What the task requires —
Your reply should be one number: the count of lines holding the word "source".

═════ Data entries

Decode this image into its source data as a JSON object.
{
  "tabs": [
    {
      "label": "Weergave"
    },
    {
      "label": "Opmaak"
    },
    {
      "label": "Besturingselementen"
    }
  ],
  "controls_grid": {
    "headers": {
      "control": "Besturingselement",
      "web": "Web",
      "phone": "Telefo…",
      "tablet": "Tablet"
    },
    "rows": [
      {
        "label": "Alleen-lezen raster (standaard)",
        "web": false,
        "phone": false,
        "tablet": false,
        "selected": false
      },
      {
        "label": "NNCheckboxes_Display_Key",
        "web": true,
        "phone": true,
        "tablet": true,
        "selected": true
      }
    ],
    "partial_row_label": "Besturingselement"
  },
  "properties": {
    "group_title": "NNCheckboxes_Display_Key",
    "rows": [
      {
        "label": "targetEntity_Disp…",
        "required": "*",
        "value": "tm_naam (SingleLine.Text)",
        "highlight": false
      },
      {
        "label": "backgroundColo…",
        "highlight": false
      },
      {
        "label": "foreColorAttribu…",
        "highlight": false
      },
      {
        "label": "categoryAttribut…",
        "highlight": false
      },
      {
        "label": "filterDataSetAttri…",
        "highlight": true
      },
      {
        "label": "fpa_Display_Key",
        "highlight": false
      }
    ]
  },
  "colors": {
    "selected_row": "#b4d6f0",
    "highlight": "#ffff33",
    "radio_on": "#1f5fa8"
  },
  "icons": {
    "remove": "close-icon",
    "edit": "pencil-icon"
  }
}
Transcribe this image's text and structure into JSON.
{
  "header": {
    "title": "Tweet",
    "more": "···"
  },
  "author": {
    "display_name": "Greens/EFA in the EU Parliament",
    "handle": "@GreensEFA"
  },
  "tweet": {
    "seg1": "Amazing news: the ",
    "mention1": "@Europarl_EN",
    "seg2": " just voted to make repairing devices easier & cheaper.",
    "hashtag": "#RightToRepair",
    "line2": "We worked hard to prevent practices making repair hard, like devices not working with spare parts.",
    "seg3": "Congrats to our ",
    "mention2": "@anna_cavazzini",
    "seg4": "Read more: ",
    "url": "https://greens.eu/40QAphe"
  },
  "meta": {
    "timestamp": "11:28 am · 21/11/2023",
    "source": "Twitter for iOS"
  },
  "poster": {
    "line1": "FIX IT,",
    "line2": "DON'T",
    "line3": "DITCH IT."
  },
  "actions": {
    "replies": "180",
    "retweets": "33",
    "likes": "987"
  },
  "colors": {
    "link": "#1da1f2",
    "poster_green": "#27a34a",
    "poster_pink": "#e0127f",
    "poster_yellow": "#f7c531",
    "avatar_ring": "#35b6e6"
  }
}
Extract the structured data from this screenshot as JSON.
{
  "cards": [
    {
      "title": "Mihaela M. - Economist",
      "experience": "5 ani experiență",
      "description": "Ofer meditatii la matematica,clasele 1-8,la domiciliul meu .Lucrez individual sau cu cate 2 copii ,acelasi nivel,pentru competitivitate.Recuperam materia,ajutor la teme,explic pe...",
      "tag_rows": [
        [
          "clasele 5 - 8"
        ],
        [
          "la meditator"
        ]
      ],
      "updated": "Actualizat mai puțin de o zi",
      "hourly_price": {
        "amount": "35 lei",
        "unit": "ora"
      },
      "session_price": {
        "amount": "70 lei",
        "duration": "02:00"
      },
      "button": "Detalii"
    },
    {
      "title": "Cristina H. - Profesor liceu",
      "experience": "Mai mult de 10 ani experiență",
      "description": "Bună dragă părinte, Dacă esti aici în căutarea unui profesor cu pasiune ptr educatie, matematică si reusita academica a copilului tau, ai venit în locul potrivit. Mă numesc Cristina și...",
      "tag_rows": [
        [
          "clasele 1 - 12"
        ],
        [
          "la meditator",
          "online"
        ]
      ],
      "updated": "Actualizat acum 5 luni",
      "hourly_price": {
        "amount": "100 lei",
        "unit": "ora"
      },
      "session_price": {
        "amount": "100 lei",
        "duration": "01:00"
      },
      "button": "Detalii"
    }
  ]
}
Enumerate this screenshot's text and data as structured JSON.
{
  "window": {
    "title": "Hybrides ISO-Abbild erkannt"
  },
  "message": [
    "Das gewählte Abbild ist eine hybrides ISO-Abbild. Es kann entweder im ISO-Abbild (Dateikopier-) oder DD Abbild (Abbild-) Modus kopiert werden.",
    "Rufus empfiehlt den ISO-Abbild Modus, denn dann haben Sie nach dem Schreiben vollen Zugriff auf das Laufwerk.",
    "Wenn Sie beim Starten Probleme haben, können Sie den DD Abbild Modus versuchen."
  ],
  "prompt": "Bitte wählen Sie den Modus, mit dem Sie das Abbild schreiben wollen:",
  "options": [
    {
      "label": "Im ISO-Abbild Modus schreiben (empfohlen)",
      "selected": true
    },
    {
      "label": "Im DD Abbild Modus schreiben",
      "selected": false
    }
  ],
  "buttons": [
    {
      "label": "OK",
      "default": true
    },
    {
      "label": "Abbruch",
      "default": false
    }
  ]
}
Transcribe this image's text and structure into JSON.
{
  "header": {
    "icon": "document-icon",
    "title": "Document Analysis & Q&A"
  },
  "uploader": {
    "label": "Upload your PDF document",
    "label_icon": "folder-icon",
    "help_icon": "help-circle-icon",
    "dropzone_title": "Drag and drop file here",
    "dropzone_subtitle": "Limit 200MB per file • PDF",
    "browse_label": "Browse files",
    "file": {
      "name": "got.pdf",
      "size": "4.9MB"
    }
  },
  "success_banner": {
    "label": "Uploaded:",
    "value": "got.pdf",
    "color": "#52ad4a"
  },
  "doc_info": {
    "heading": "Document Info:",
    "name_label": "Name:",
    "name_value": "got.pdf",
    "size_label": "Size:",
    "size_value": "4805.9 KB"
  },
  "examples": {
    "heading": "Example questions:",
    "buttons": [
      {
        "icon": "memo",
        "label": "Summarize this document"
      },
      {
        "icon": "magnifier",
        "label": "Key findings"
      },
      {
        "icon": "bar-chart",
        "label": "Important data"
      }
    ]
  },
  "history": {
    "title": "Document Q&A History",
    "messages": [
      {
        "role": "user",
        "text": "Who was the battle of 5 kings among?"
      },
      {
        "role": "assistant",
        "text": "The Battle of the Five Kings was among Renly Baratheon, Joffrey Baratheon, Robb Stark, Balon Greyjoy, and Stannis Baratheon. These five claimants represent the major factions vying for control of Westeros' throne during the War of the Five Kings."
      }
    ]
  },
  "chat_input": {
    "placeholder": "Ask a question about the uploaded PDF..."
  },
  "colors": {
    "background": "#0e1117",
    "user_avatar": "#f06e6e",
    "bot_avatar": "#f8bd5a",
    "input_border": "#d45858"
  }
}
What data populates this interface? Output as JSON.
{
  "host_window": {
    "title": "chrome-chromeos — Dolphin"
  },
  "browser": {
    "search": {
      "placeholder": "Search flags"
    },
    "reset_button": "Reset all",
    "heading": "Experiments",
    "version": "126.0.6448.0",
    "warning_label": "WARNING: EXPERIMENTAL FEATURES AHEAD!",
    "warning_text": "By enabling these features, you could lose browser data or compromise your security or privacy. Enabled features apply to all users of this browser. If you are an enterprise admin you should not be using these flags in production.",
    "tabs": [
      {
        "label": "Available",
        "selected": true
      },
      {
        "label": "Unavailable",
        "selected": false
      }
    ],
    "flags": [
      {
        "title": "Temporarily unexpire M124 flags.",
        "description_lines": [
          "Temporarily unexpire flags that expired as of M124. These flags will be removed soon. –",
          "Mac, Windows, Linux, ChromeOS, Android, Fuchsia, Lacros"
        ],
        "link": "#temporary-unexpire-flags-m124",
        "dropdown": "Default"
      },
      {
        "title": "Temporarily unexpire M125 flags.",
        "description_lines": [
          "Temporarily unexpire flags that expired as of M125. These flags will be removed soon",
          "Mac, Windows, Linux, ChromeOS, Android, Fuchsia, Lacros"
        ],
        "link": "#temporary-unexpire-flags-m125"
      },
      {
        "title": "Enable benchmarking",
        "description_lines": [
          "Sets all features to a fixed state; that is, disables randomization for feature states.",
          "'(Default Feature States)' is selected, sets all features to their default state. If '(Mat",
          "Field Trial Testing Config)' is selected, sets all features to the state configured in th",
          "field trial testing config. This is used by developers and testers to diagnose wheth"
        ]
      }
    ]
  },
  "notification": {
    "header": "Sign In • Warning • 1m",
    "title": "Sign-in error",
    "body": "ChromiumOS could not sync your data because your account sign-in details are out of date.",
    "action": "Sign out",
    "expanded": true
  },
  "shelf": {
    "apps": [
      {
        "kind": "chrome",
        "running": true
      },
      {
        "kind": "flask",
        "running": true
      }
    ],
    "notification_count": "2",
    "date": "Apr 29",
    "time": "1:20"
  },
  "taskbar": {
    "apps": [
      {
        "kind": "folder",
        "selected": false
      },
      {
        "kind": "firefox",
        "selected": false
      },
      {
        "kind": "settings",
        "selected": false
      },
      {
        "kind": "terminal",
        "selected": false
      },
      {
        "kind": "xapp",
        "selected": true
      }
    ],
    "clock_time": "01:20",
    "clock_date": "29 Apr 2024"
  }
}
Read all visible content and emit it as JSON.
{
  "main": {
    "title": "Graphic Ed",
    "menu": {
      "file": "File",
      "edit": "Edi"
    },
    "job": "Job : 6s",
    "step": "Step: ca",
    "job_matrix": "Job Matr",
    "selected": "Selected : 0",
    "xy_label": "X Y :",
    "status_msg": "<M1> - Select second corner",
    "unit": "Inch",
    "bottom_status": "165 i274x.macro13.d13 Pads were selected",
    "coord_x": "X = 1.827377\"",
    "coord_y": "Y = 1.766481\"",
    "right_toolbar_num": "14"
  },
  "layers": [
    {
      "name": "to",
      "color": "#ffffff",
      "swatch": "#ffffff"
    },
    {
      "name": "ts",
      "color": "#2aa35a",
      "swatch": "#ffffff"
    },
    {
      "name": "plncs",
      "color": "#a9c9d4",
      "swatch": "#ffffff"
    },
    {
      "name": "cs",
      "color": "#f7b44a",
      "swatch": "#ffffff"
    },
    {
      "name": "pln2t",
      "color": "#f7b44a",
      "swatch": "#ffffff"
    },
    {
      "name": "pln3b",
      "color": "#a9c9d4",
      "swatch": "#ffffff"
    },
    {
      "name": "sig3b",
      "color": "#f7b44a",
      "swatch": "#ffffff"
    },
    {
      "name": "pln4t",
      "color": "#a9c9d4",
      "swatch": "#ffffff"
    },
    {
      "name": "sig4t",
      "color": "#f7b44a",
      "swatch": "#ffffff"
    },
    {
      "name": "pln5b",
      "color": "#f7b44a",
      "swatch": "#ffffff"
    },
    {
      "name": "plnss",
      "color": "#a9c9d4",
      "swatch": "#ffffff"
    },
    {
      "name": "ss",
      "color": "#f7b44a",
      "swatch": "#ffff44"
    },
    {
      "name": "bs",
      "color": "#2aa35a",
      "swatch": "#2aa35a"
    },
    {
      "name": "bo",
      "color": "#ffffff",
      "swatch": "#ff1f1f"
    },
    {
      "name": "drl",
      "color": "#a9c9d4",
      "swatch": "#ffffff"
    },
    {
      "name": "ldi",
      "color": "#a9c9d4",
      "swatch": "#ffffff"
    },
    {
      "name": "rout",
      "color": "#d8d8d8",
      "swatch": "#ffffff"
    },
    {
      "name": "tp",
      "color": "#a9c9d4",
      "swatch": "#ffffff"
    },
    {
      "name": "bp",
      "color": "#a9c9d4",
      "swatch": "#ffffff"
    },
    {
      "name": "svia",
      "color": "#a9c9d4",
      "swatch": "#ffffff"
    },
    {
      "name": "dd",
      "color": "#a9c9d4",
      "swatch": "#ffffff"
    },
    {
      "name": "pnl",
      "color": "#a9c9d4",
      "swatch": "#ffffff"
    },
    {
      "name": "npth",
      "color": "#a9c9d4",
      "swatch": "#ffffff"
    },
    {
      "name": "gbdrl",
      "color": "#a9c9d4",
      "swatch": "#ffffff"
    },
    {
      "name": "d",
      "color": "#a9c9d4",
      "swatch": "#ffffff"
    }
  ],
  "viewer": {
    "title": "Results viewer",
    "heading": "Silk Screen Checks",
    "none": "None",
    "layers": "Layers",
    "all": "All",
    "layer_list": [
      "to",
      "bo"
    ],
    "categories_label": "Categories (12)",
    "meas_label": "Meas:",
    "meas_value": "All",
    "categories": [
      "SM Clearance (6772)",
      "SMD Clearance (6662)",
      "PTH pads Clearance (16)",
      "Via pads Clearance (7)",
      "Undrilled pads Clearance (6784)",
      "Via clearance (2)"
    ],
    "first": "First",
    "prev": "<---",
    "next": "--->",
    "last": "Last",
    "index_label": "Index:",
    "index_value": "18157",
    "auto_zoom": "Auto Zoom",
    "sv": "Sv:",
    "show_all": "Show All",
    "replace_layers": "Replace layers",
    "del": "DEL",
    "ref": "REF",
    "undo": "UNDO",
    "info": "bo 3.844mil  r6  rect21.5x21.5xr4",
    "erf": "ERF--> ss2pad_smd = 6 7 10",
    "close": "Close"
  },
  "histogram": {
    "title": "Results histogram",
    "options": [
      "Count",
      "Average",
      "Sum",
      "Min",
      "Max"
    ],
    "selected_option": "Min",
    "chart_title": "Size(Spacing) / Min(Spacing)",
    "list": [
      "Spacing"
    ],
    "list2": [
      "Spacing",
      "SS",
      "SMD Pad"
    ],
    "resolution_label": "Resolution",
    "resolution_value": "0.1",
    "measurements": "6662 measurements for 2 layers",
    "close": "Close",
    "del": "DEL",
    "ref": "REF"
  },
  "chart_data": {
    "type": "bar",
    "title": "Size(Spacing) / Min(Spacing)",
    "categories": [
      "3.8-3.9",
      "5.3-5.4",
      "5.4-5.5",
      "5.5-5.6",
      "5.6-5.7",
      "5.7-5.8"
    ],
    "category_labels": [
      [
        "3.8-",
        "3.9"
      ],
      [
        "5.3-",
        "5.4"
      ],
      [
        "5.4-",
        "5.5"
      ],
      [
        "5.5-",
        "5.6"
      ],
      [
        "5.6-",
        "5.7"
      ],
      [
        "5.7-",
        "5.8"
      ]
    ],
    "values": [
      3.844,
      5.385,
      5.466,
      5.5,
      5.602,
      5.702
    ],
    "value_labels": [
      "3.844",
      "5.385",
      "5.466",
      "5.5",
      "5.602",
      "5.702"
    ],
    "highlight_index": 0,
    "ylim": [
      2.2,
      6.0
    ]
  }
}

══════════

Result for this task —
2